:: Exercise prompt ::
Copy out every line in which the string "Salaries" occurs.

:: Extracted entries ::
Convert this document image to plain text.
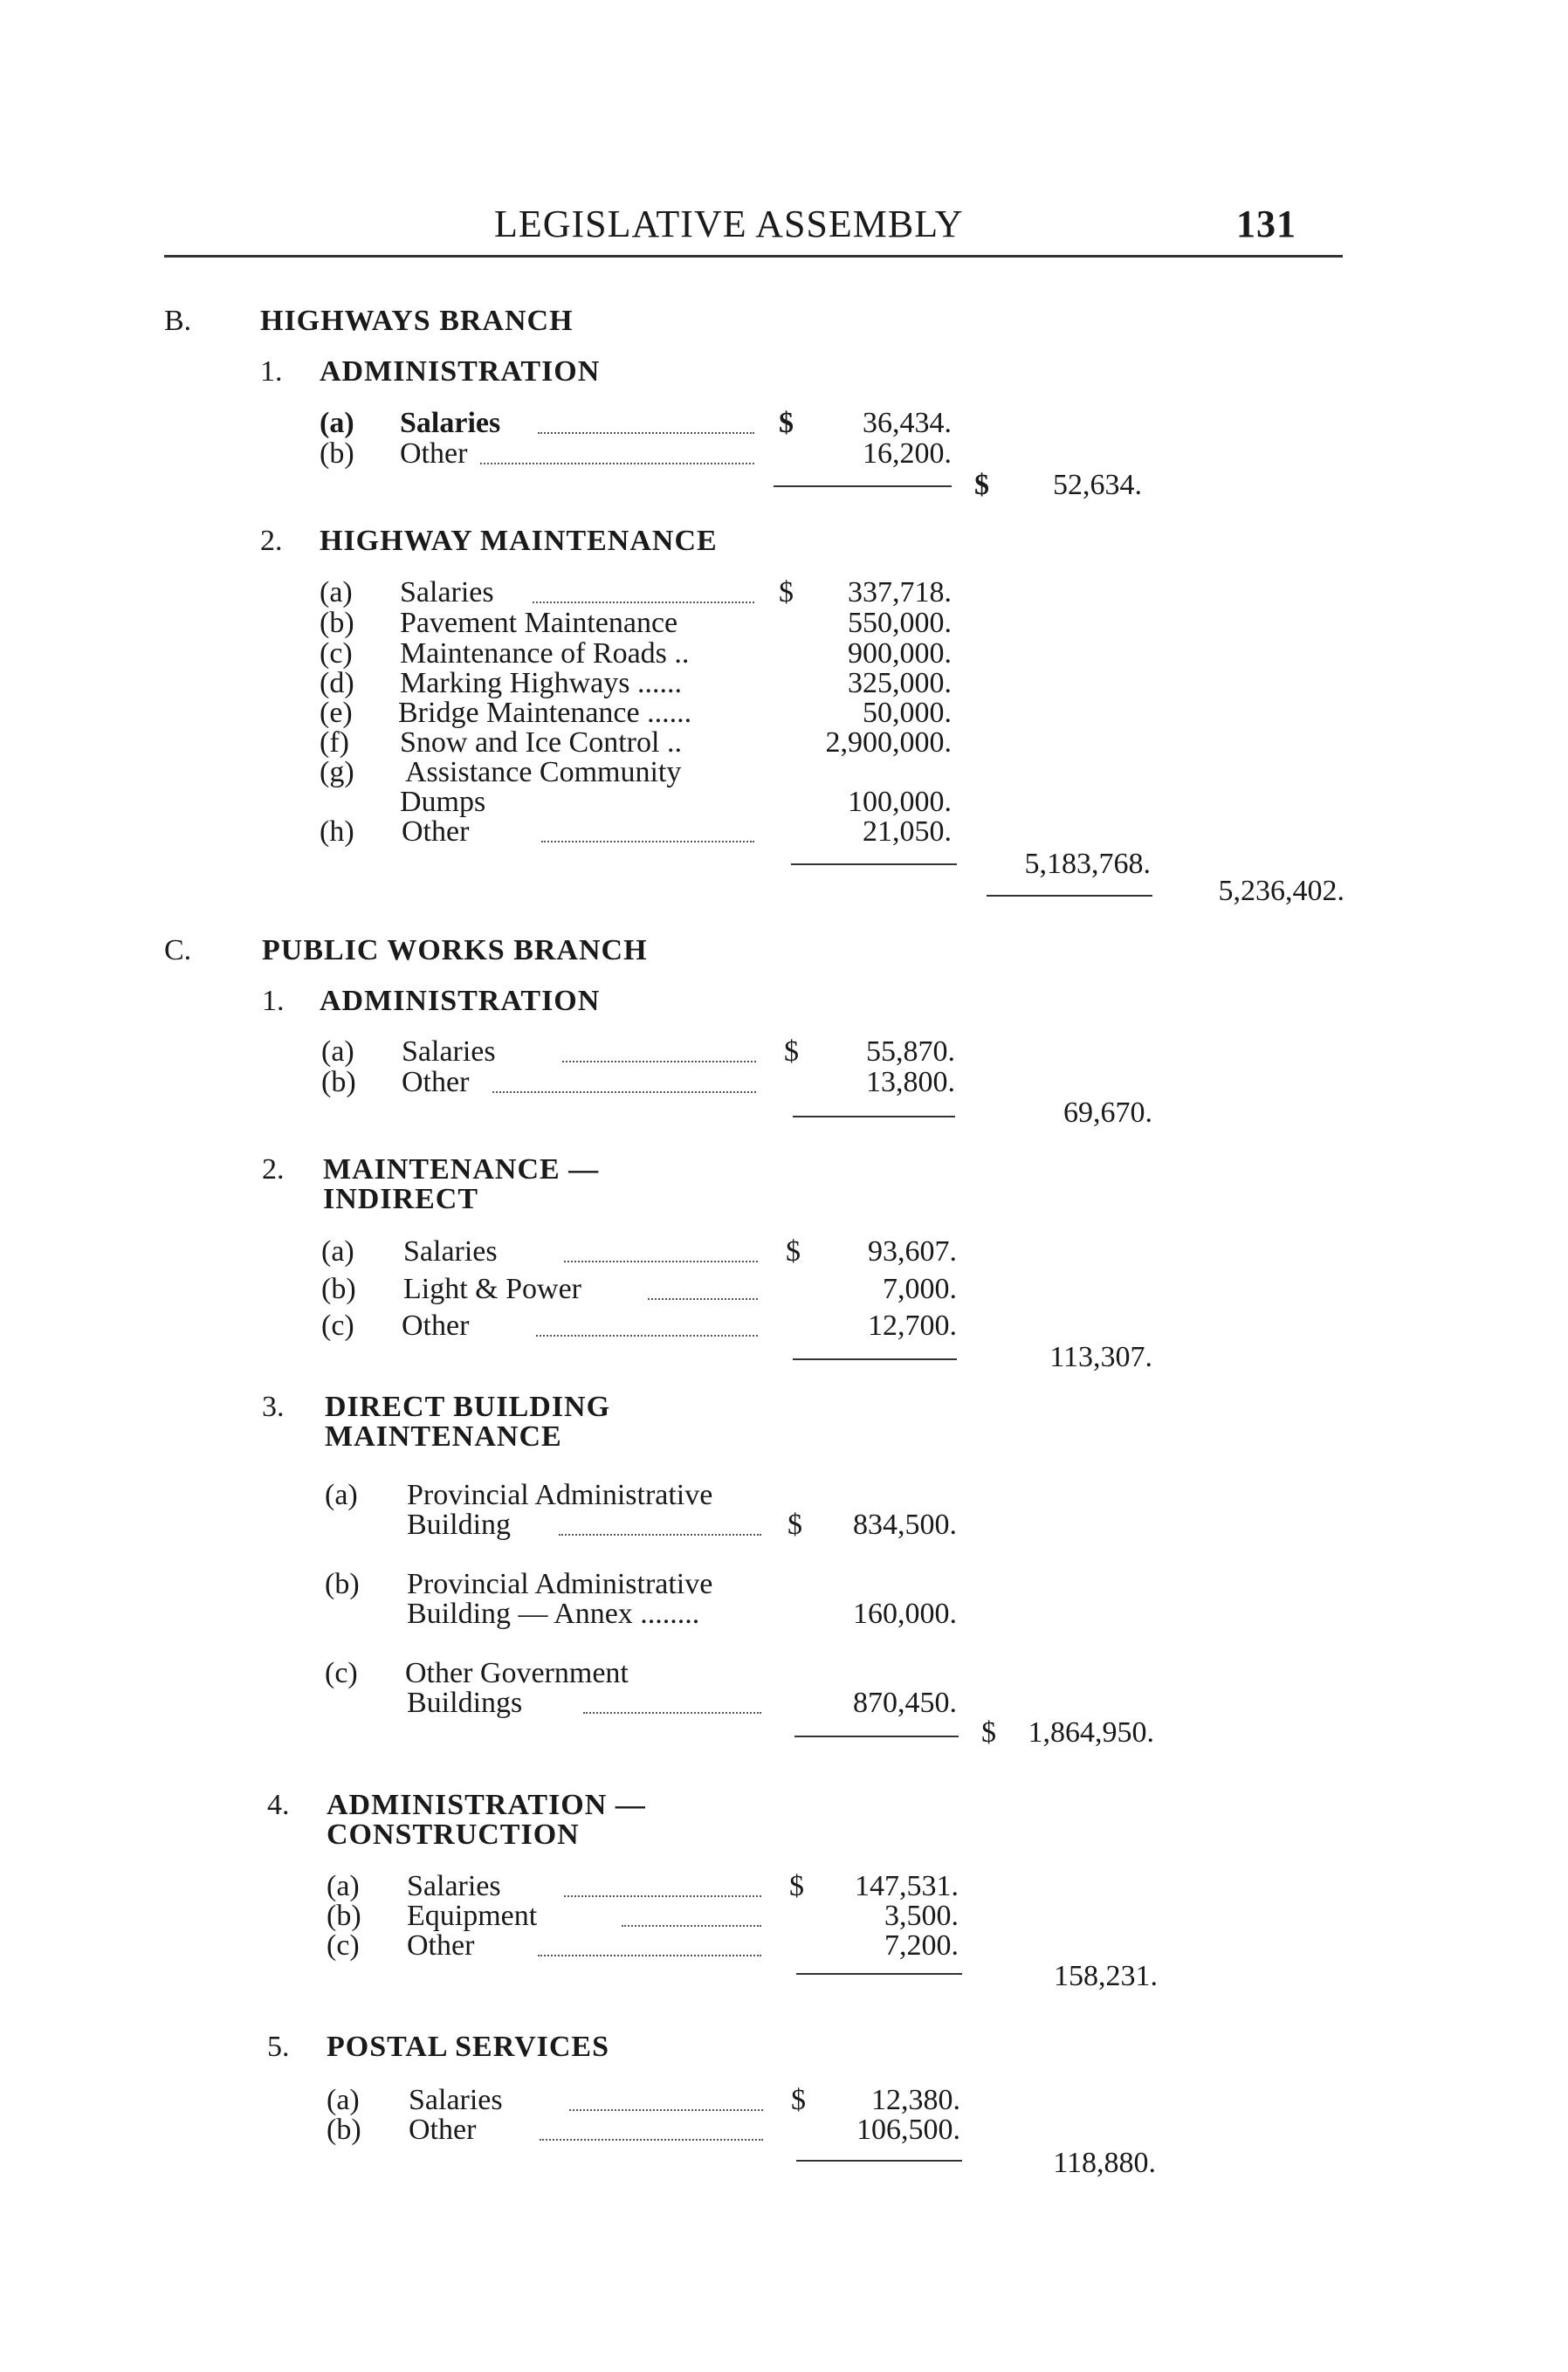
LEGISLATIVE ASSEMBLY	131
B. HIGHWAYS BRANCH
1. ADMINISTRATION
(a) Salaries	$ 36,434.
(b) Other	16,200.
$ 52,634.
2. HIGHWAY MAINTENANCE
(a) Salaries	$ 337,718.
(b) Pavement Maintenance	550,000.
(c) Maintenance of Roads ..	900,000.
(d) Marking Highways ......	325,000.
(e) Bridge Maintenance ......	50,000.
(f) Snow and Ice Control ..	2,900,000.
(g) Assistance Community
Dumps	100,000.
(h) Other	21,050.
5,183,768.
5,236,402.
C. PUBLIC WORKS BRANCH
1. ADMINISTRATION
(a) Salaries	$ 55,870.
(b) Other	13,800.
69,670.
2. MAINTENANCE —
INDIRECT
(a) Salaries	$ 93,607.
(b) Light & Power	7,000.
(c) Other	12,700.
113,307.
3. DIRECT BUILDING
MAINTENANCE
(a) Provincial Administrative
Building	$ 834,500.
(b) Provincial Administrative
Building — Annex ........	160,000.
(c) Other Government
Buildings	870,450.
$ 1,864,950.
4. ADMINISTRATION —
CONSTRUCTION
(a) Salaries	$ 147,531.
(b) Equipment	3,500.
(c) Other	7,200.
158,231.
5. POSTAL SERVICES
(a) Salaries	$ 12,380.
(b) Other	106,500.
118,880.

:: Response ::
(a) Salaries	$ 36,434.
(a) Salaries	$ 337,718.
(a) Salaries	$ 55,870.
(a) Salaries	$ 93,607.
(a) Salaries	$ 147,531.
(a) Salaries	$ 12,380.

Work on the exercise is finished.